- **WHAT THIS TASK INVOLVES**:
Keep the wording of each record exactly the same when you repeat it, and leave out pictures.
——————
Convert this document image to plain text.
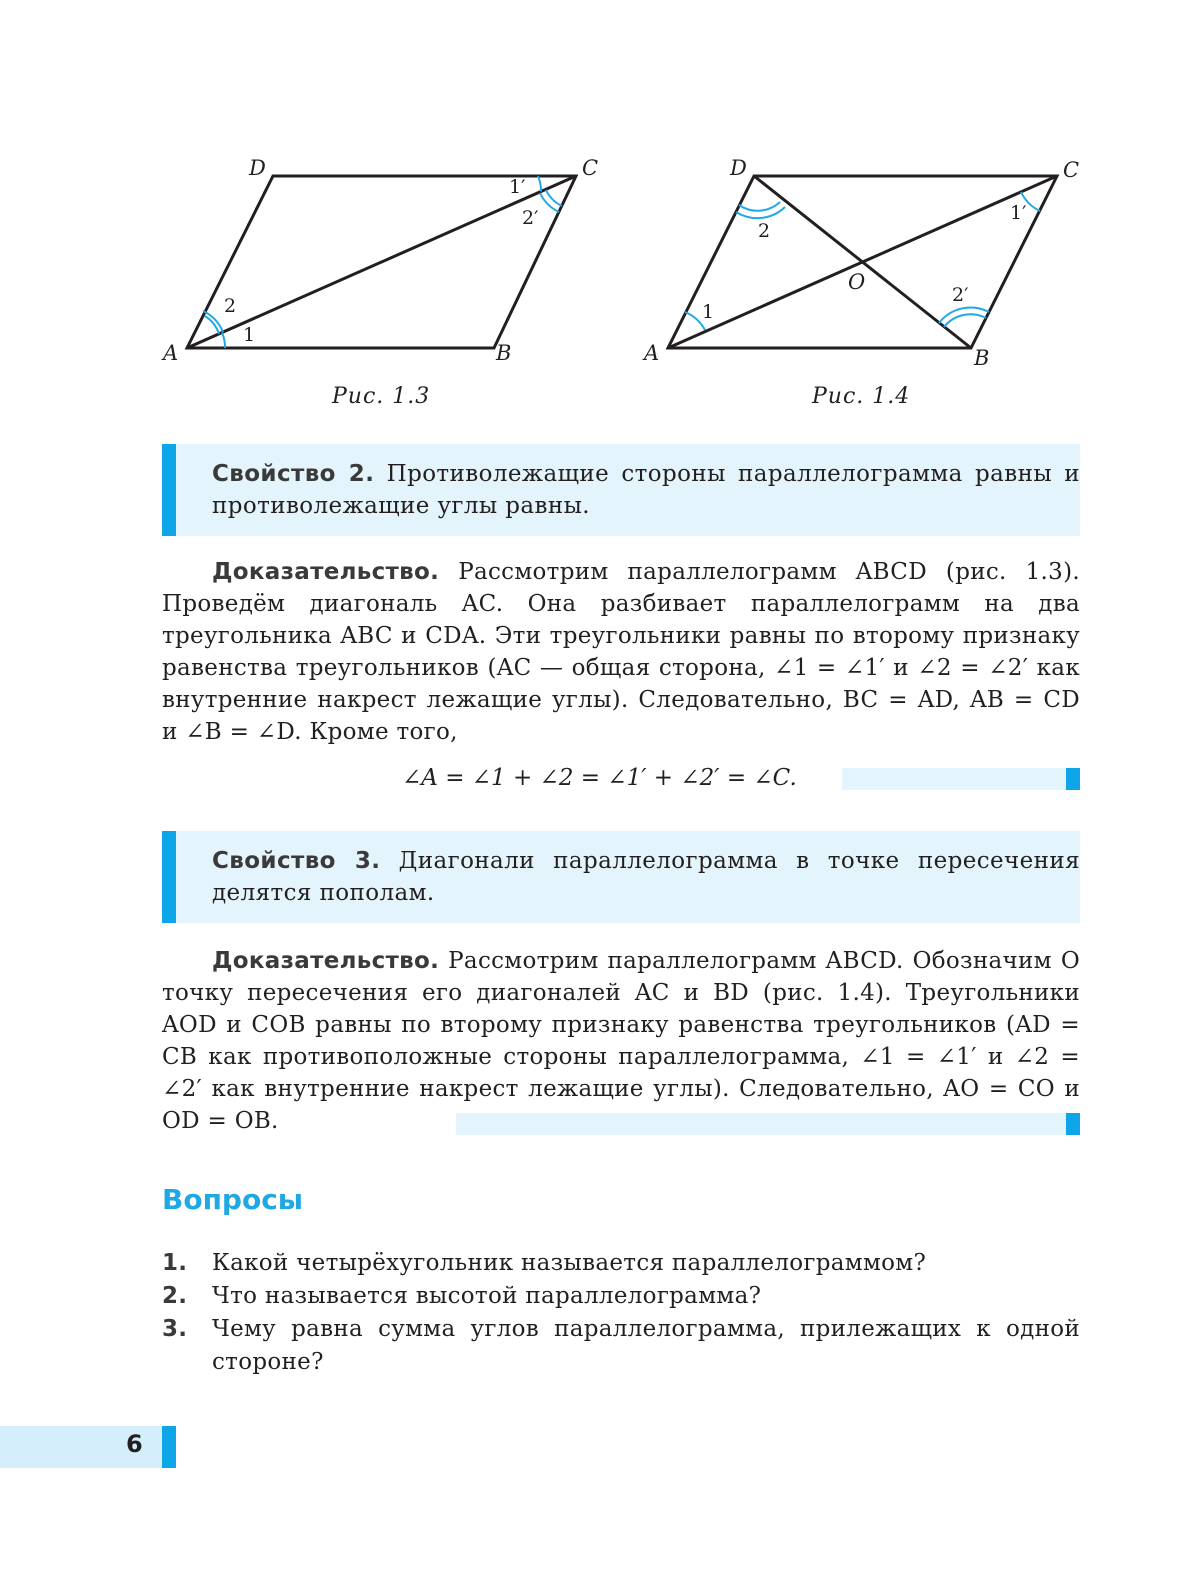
A	B
C
D
1
2
1′
2′
Рис. 1.3
A	B
C
D
O
1
2
1′
2′
Рис. 1.4
Свойство 2. Противолежащие стороны параллелограмма равны и противолежащие углы равны.
Доказательство. Рассмотрим параллелограмм ABCD (рис. 1.3). Проведём диагональ AC. Она разбивает параллелограмм на два треугольника ABC и CDA. Эти треугольники равны по второму признаку равенства треугольников (AC — общая сторона, ∠1 = ∠1′ и ∠2 = ∠2′ как внутренние накрест лежащие углы). Следовательно, BC = AD, AB = CD и ∠B = ∠D. Кроме того,
∠A = ∠1 + ∠2 = ∠1′ + ∠2′ = ∠C.
Свойство 3. Диагонали параллелограмма в точке пересечения делятся пополам.
Доказательство. Рассмотрим параллелограмм ABCD. Обозначим O точку пересечения его диагоналей AC и BD (рис. 1.4). Треугольники AOD и COB равны по второму признаку равенства треугольников (AD = CB как противоположные стороны параллелограмма, ∠1 = ∠1′ и ∠2 = ∠2′ как внутренние накрест лежащие углы). Следовательно, AO = CO и OD = OB.
Вопросы
1. Какой четырёхугольник называется параллелограммом?
2. Что называется высотой параллелограмма?
3. Чему равна сумма углов параллелограмма, прилежащих к одной стороне?
6
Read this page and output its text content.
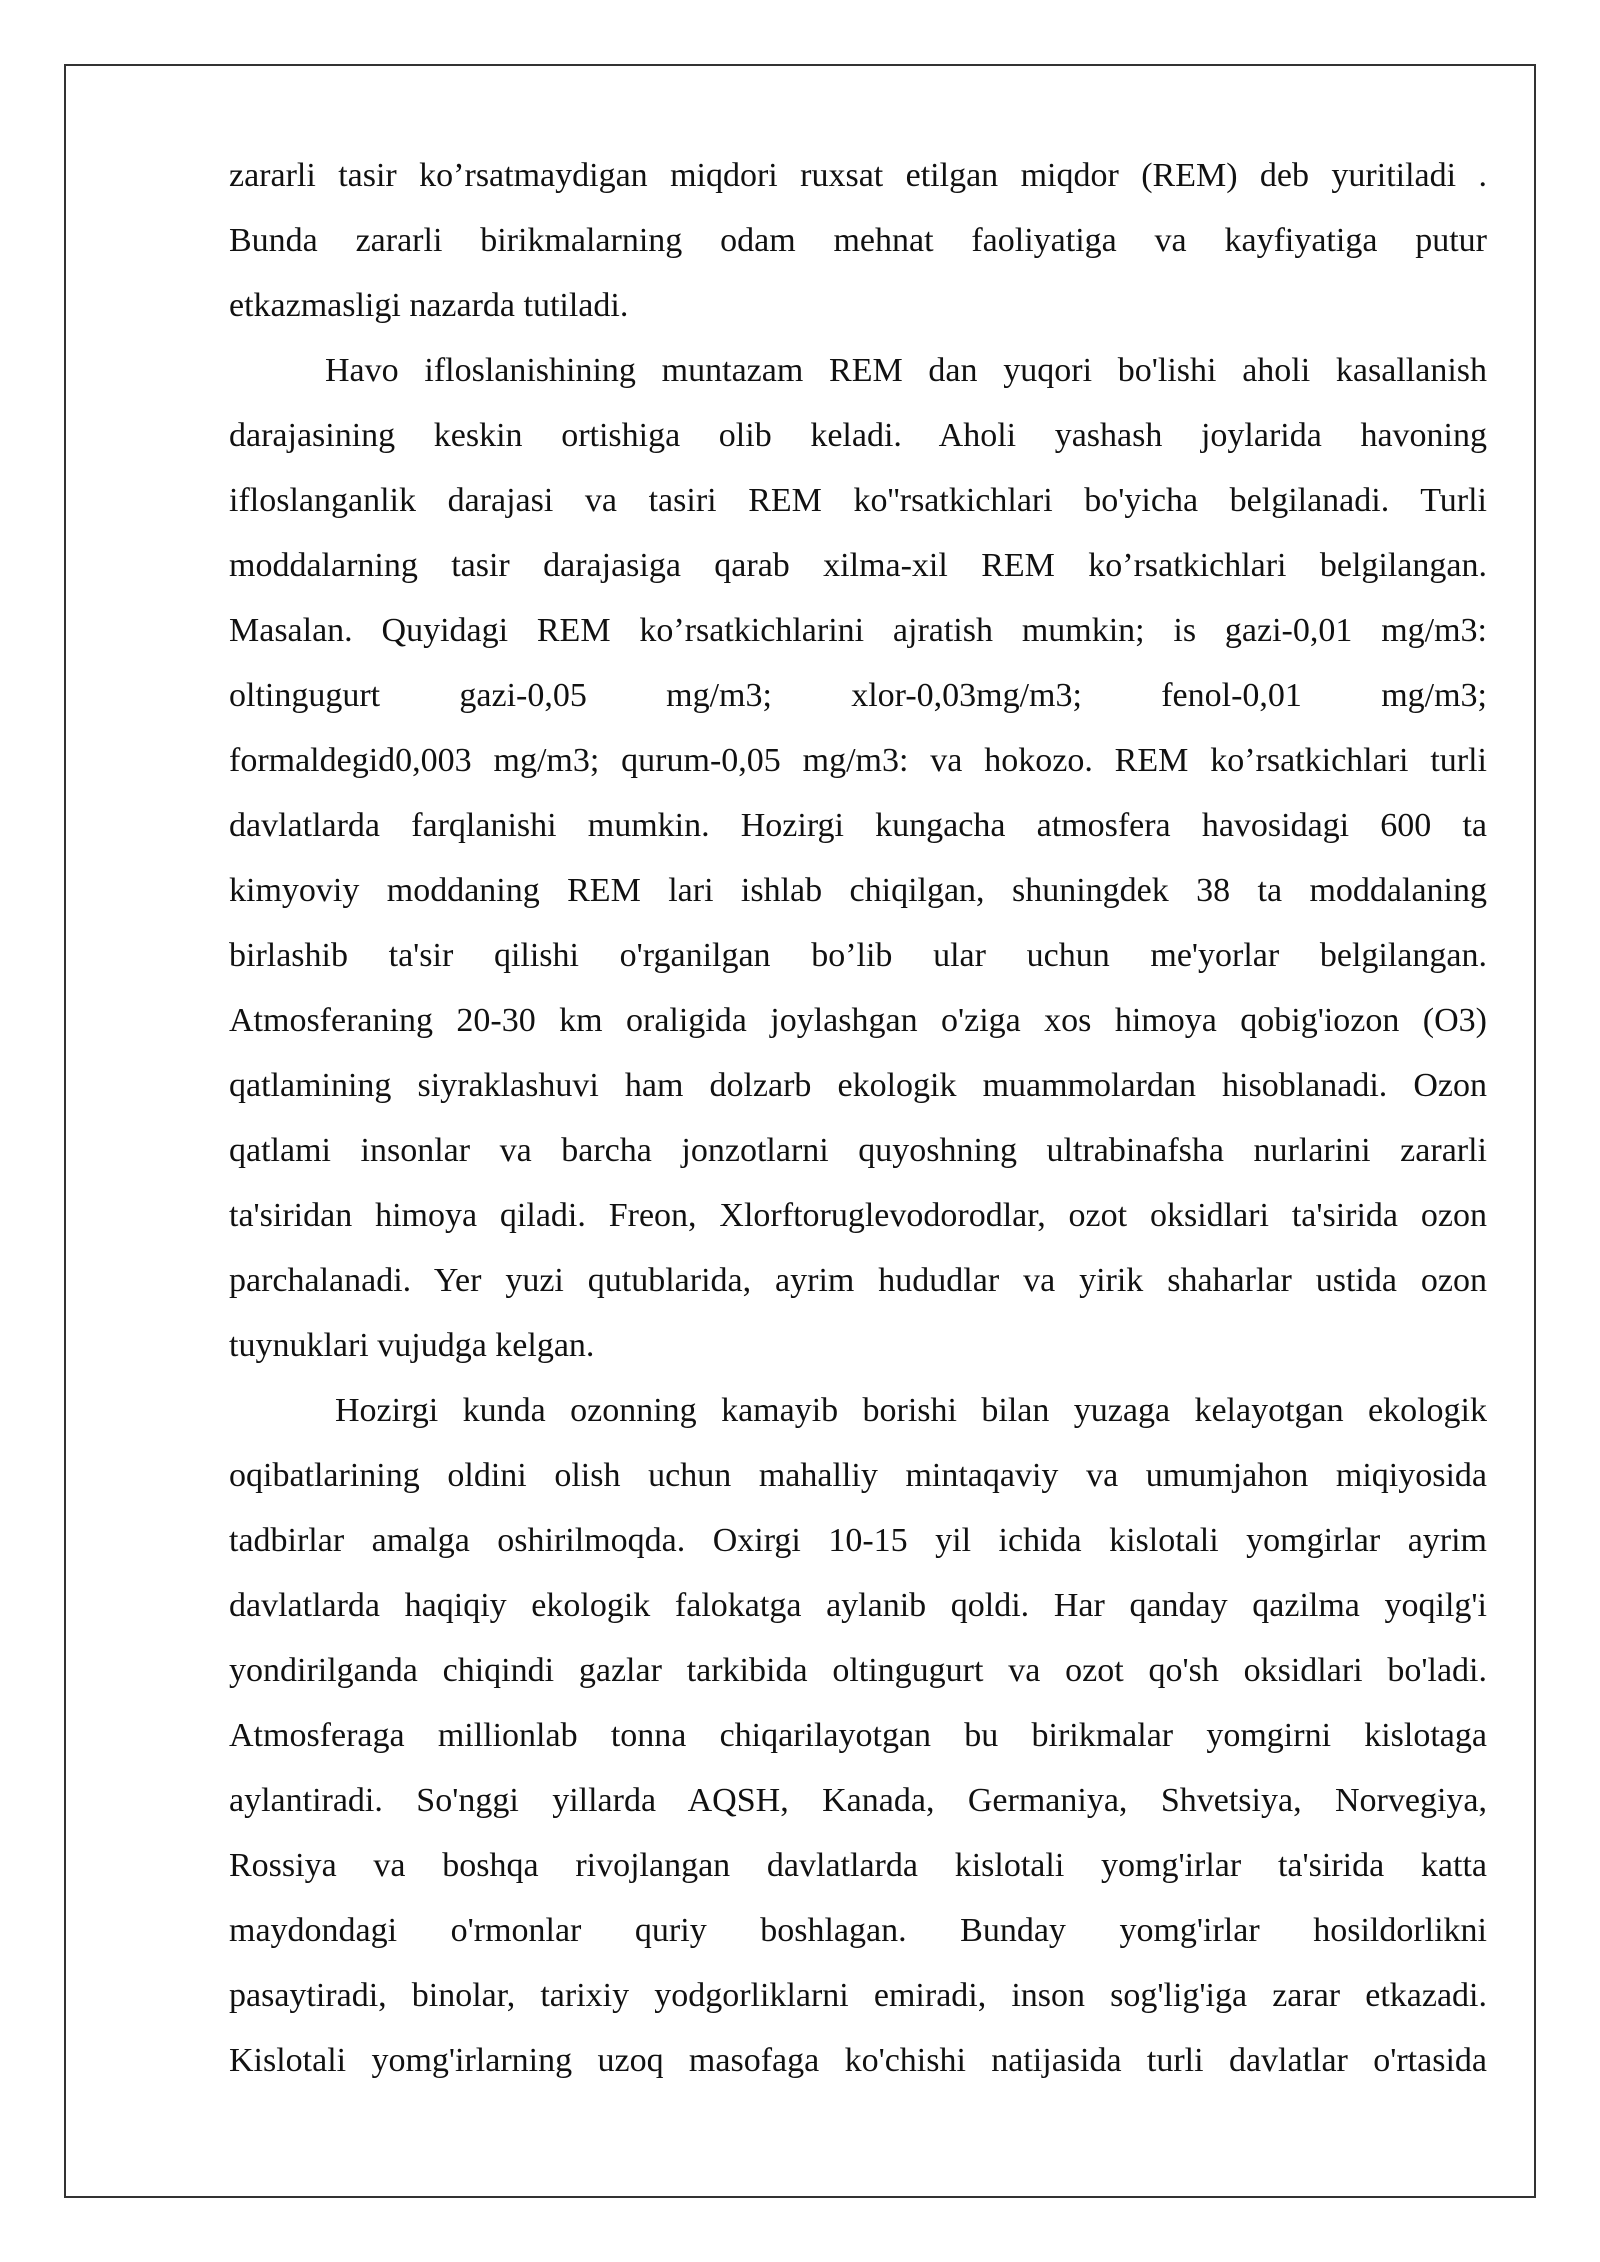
zararli tasir ko’rsatmaydigan miqdori ruxsat etilgan miqdor (REM) deb yuritiladi .
Bunda zararli birikmalarning odam mehnat faoliyatiga va kayfiyatiga putur
etkazmasligi nazarda tutiladi.
Havo ifloslanishining muntazam REM dan yuqori bo'lishi aholi kasallanish
darajasining keskin ortishiga olib keladi. Aholi yashash joylarida havoning
ifloslanganlik darajasi va tasiri REM ko''rsatkichlari bo'yicha belgilanadi. Turli
moddalarning tasir darajasiga qarab xilma-xil REM ko’rsatkichlari belgilangan.
Masalan. Quyidagi REM ko’rsatkichlarini ajratish mumkin; is gazi-0,01 mg/m3:
oltingugurt gazi-0,05 mg/m3; xlor-0,03mg/m3; fenol-0,01 mg/m3;
formaldegid0,003 mg/m3; qurum-0,05 mg/m3: va hokozo. REM ko’rsatkichlari turli
davlatlarda farqlanishi mumkin. Hozirgi kungacha atmosfera havosidagi 600 ta
kimyoviy moddaning REM lari ishlab chiqilgan, shuningdek 38 ta moddalaning
birlashib ta'sir qilishi o'rganilgan bo’lib ular uchun me'yorlar belgilangan.
Atmosferaning 20-30 km oraligida joylashgan o'ziga xos himoya qobig'iozon (O3)
qatlamining siyraklashuvi ham dolzarb ekologik muammolardan hisoblanadi. Ozon
qatlami insonlar va barcha jonzotlarni quyoshning ultrabinafsha nurlarini zararli
ta'siridan himoya qiladi. Freon, Xlorftoruglevodorodlar, ozot oksidlari ta'sirida ozon
parchalanadi. Yer yuzi qutublarida, ayrim hududlar va yirik shaharlar ustida ozon
tuynuklari vujudga kelgan.
Hozirgi kunda ozonning kamayib borishi bilan yuzaga kelayotgan ekologik
oqibatlarining oldini olish uchun mahalliy mintaqaviy va umumjahon miqiyosida
tadbirlar amalga oshirilmoqda. Oxirgi 10-15 yil ichida kislotali yomgirlar ayrim
davlatlarda haqiqiy ekologik falokatga aylanib qoldi. Har qanday qazilma yoqilg'i
yondirilganda chiqindi gazlar tarkibida oltingugurt va ozot qo'sh oksidlari bo'ladi.
Atmosferaga millionlab tonna chiqarilayotgan bu birikmalar yomgirni kislotaga
aylantiradi. So'nggi yillarda AQSH, Kanada, Germaniya, Shvetsiya, Norvegiya,
Rossiya va boshqa rivojlangan davlatlarda kislotali yomg'irlar ta'sirida katta
maydondagi o'rmonlar quriy boshlagan. Bunday yomg'irlar hosildorlikni
pasaytiradi, binolar, tarixiy yodgorliklarni emiradi, inson sog'lig'iga zarar etkazadi.
Kislotali yomg'irlarning uzoq masofaga ko'chishi natijasida turli davlatlar o'rtasida
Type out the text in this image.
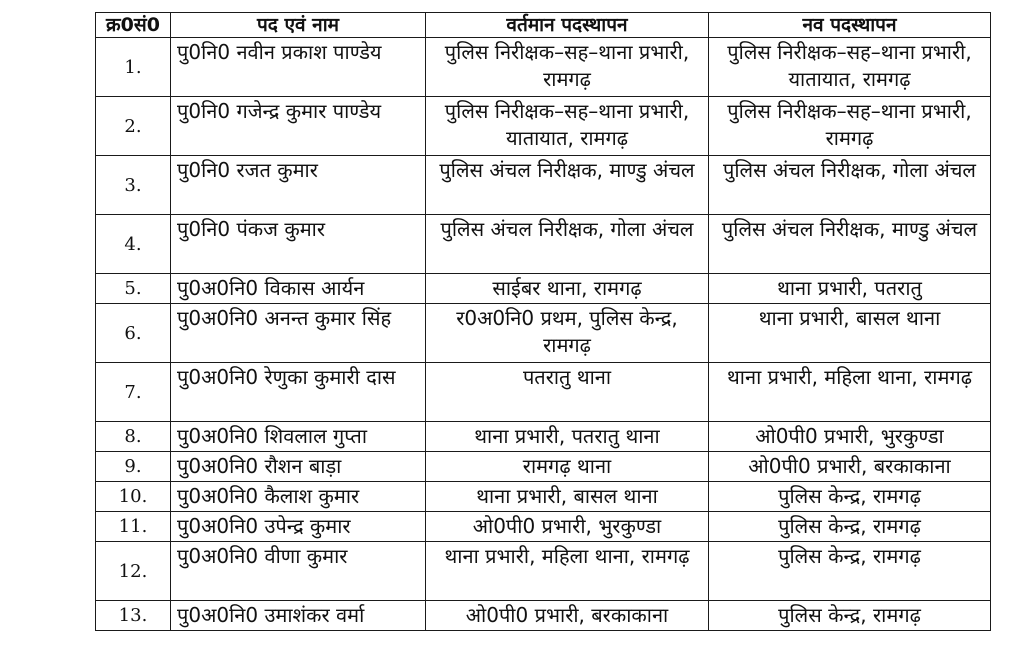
क्र0सं0	पद एवं नाम	वर्तमान पदस्थापन	नव पदस्थापन
1.	पु0नि0 नवीन प्रकाश पाण्डेय	पुलिस निरीक्षक–सह–थाना प्रभारी, रामगढ़	पुलिस निरीक्षक–सह–थाना प्रभारी, यातायात, रामगढ़
2.	पु0नि0 गजेन्द्र कुमार पाण्डेय	पुलिस निरीक्षक–सह–थाना प्रभारी, यातायात, रामगढ़	पुलिस निरीक्षक–सह–थाना प्रभारी, रामगढ़
3.	पु0नि0 रजत कुमार	पुलिस अंचल निरीक्षक, माण्डु अंचल	पुलिस अंचल निरीक्षक, गोला अंचल
4.	पु0नि0 पंकज कुमार	पुलिस अंचल निरीक्षक, गोला अंचल	पुलिस अंचल निरीक्षक, माण्डु अंचल
5.	पु0अ0नि0 विकास आर्यन	साईबर थाना, रामगढ़	थाना प्रभारी, पतरातु
6.	पु0अ0नि0 अनन्त कुमार सिंह	र0अ0नि0 प्रथम, पुलिस केन्द्र, रामगढ़	थाना प्रभारी, बासल थाना
7.	पु0अ0नि0 रेणुका कुमारी दास	पतरातु थाना	थाना प्रभारी, महिला थाना, रामगढ़
8.	पु0अ0नि0 शिवलाल गुप्ता	थाना प्रभारी, पतरातु थाना	ओ0पी0 प्रभारी, भुरकुण्डा
9.	पु0अ0नि0 रौशन बाड़ा	रामगढ़ थाना	ओ0पी0 प्रभारी, बरकाकाना
10.	पु0अ0नि0 कैलाश कुमार	थाना प्रभारी, बासल थाना	पुलिस केन्द्र, रामगढ़
11.	पु0अ0नि0 उपेन्द्र कुमार	ओ0पी0 प्रभारी, भुरकुण्डा	पुलिस केन्द्र, रामगढ़
12.	पु0अ0नि0 वीणा कुमार	थाना प्रभारी, महिला थाना, रामगढ़	पुलिस केन्द्र, रामगढ़
13.	पु0अ0नि0 उमाशंकर वर्मा	ओ0पी0 प्रभारी, बरकाकाना	पुलिस केन्द्र, रामगढ़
——————
- **REPLY**:
Convert this document image to plain text.
A	B
C
D
1
2
1′
2′
Рис. 1.3
A	B
C
D
O
1
2
1′
2′
Рис. 1.4
Свойство 2. Противолежащие стороны параллелограмма равны и противолежащие углы равны.
Доказательство. Рассмотрим параллелограмм ABCD (рис. 1.3). Проведём диагональ AC. Она разбивает параллелограмм на два треугольника ABC и CDA. Эти треугольники равны по второму признаку равенства треугольников (AC — общая сторона, ∠1 = ∠1′ и ∠2 = ∠2′ как внутренние накрест лежащие углы). Следовательно, BC = AD, AB = CD и ∠B = ∠D. Кроме того,
∠A = ∠1 + ∠2 = ∠1′ + ∠2′ = ∠C.
Свойство 3. Диагонали параллелограмма в точке пересечения делятся пополам.
Доказательство. Рассмотрим параллелограмм ABCD. Обозначим O точку пересечения его диагоналей AC и BD (рис. 1.4). Треугольники AOD и COB равны по второму признаку равенства треугольников (AD = CB как противоположные стороны параллелограмма, ∠1 = ∠1′ и ∠2 = ∠2′ как внутренние накрест лежащие углы). Следовательно, AO = CO и OD = OB.
Вопросы
1. Какой четырёхугольник называется параллелограммом?
2. Что называется высотой параллелограмма?
3. Чему равна сумма углов параллелограмма, прилежащих к одной стороне?
6
Read this page and output its text content.
zararli tasir ko’rsatmaydigan miqdori ruxsat etilgan miqdor (REM) deb yuritiladi .
Bunda zararli birikmalarning odam mehnat faoliyatiga va kayfiyatiga putur
etkazmasligi nazarda tutiladi.
Havo ifloslanishining muntazam REM dan yuqori bo'lishi aholi kasallanish
darajasining keskin ortishiga olib keladi. Aholi yashash joylarida havoning
ifloslanganlik darajasi va tasiri REM ko''rsatkichlari bo'yicha belgilanadi. Turli
moddalarning tasir darajasiga qarab xilma-xil REM ko’rsatkichlari belgilangan.
Masalan. Quyidagi REM ko’rsatkichlarini ajratish mumkin; is gazi-0,01 mg/m3:
oltingugurt gazi-0,05 mg/m3; xlor-0,03mg/m3; fenol-0,01 mg/m3;
formaldegid0,003 mg/m3; qurum-0,05 mg/m3: va hokozo. REM ko’rsatkichlari turli
davlatlarda farqlanishi mumkin. Hozirgi kungacha atmosfera havosidagi 600 ta
kimyoviy moddaning REM lari ishlab chiqilgan, shuningdek 38 ta moddalaning
birlashib ta'sir qilishi o'rganilgan bo’lib ular uchun me'yorlar belgilangan.
Atmosferaning 20-30 km oraligida joylashgan o'ziga xos himoya qobig'iozon (O3)
qatlamining siyraklashuvi ham dolzarb ekologik muammolardan hisoblanadi. Ozon
qatlami insonlar va barcha jonzotlarni quyoshning ultrabinafsha nurlarini zararli
ta'siridan himoya qiladi. Freon, Xlorftoruglevodorodlar, ozot oksidlari ta'sirida ozon
parchalanadi. Yer yuzi qutublarida, ayrim hududlar va yirik shaharlar ustida ozon
tuynuklari vujudga kelgan.
Hozirgi kunda ozonning kamayib borishi bilan yuzaga kelayotgan ekologik
oqibatlarining oldini olish uchun mahalliy mintaqaviy va umumjahon miqiyosida
tadbirlar amalga oshirilmoqda. Oxirgi 10-15 yil ichida kislotali yomgirlar ayrim
davlatlarda haqiqiy ekologik falokatga aylanib qoldi. Har qanday qazilma yoqilg'i
yondirilganda chiqindi gazlar tarkibida oltingugurt va ozot qo'sh oksidlari bo'ladi.
Atmosferaga millionlab tonna chiqarilayotgan bu birikmalar yomgirni kislotaga
aylantiradi. So'nggi yillarda AQSH, Kanada, Germaniya, Shvetsiya, Norvegiya,
Rossiya va boshqa rivojlangan davlatlarda kislotali yomg'irlar ta'sirida katta
maydondagi o'rmonlar quriy boshlagan. Bunday yomg'irlar hosildorlikni
pasaytiradi, binolar, tarixiy yodgorliklarni emiradi, inson sog'lig'iga zarar etkazadi.
Kislotali yomg'irlarning uzoq masofaga ko'chishi natijasida turli davlatlar o'rtasida
Type out the text in this image.
क्र0सं0	पद एवं नाम	वर्तमान पदस्थापन	नव पदस्थापन
1.	पु0नि0 नवीन प्रकाश पाण्डेय	पुलिस निरीक्षक–सह–थाना प्रभारी, रामगढ़	पुलिस निरीक्षक–सह–थाना प्रभारी, यातायात, रामगढ़
2.	पु0नि0 गजेन्द्र कुमार पाण्डेय	पुलिस निरीक्षक–सह–थाना प्रभारी, यातायात, रामगढ़	पुलिस निरीक्षक–सह–थाना प्रभारी, रामगढ़
3.	पु0नि0 रजत कुमार	पुलिस अंचल निरीक्षक, माण्डु अंचल	पुलिस अंचल निरीक्षक, गोला अंचल
4.	पु0नि0 पंकज कुमार	पुलिस अंचल निरीक्षक, गोला अंचल	पुलिस अंचल निरीक्षक, माण्डु अंचल
5.	पु0अ0नि0 विकास आर्यन	साईबर थाना, रामगढ़	थाना प्रभारी, पतरातु
6.	पु0अ0नि0 अनन्त कुमार सिंह	र0अ0नि0 प्रथम, पुलिस केन्द्र, रामगढ़	थाना प्रभारी, बासल थाना
7.	पु0अ0नि0 रेणुका कुमारी दास	पतरातु थाना	थाना प्रभारी, महिला थाना, रामगढ़
8.	पु0अ0नि0 शिवलाल गुप्ता	थाना प्रभारी, पतरातु थाना	ओ0पी0 प्रभारी, भुरकुण्डा
9.	पु0अ0नि0 रौशन बाड़ा	रामगढ़ थाना	ओ0पी0 प्रभारी, बरकाकाना
10.	पु0अ0नि0 कैलाश कुमार	थाना प्रभारी, बासल थाना	पुलिस केन्द्र, रामगढ़
11.	पु0अ0नि0 उपेन्द्र कुमार	ओ0पी0 प्रभारी, भुरकुण्डा	पुलिस केन्द्र, रामगढ़
12.	पु0अ0नि0 वीणा कुमार	थाना प्रभारी, महिला थाना, रामगढ़	पुलिस केन्द्र, रामगढ़
13.	पु0अ0नि0 उमाशंकर वर्मा	ओ0पी0 प्रभारी, बरकाकाना	पुलिस केन्द्र, रामगढ़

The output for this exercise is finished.